START Records for this task
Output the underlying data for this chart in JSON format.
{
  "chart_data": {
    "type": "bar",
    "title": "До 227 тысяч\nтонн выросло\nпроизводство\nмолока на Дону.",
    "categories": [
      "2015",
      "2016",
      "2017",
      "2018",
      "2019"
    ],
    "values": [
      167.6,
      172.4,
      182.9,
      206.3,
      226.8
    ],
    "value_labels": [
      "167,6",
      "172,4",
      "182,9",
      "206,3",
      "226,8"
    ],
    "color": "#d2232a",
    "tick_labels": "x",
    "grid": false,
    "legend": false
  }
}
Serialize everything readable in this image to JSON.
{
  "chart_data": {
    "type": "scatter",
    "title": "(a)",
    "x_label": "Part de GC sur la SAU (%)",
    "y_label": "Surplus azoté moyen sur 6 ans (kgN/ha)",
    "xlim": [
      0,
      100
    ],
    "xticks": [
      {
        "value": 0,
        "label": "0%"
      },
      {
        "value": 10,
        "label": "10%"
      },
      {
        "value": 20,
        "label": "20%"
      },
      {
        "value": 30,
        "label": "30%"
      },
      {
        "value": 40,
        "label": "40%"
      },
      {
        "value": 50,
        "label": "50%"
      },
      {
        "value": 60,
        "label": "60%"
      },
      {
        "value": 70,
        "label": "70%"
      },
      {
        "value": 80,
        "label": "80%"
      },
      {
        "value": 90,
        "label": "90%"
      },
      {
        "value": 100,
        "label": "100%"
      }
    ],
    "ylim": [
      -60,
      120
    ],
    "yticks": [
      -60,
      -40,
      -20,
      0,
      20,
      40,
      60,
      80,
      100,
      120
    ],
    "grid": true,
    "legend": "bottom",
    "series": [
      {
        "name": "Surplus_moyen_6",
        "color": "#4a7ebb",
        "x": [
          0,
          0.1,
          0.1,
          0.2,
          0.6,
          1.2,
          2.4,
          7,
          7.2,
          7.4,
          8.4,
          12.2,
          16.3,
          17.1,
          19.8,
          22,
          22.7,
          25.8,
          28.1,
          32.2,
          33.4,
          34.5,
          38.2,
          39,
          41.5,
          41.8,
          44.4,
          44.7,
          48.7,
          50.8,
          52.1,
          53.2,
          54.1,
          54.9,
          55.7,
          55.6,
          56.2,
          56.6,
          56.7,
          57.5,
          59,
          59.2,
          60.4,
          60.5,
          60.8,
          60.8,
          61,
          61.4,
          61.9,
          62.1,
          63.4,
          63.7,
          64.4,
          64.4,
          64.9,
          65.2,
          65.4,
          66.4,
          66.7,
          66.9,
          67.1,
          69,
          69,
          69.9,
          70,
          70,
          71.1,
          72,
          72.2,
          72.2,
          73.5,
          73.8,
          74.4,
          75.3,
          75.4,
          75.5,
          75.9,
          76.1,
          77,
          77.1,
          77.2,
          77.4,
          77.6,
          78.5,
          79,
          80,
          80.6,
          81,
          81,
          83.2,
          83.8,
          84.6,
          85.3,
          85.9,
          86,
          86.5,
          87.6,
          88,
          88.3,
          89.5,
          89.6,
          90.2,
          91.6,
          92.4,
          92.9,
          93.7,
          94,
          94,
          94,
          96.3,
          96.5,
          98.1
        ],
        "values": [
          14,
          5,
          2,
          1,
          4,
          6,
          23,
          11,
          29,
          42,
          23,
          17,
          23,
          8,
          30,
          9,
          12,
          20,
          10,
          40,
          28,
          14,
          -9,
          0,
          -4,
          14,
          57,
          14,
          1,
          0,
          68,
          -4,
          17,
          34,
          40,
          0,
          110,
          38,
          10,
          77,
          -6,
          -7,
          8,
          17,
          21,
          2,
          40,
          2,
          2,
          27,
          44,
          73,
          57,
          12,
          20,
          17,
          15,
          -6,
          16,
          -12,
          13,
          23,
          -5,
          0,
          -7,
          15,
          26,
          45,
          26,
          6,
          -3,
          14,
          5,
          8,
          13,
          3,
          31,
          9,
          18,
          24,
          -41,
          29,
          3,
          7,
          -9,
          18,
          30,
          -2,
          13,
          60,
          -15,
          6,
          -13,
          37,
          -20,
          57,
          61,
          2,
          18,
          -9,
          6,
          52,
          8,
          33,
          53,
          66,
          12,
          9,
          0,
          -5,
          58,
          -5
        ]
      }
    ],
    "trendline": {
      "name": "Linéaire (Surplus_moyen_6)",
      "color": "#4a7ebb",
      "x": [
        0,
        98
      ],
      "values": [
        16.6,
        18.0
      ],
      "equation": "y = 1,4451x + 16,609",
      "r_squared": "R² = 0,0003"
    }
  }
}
END Records for this task
=== Work required ===
Count every line of the records that holds the string "title". Write only the total.

=== Exercise result ===
2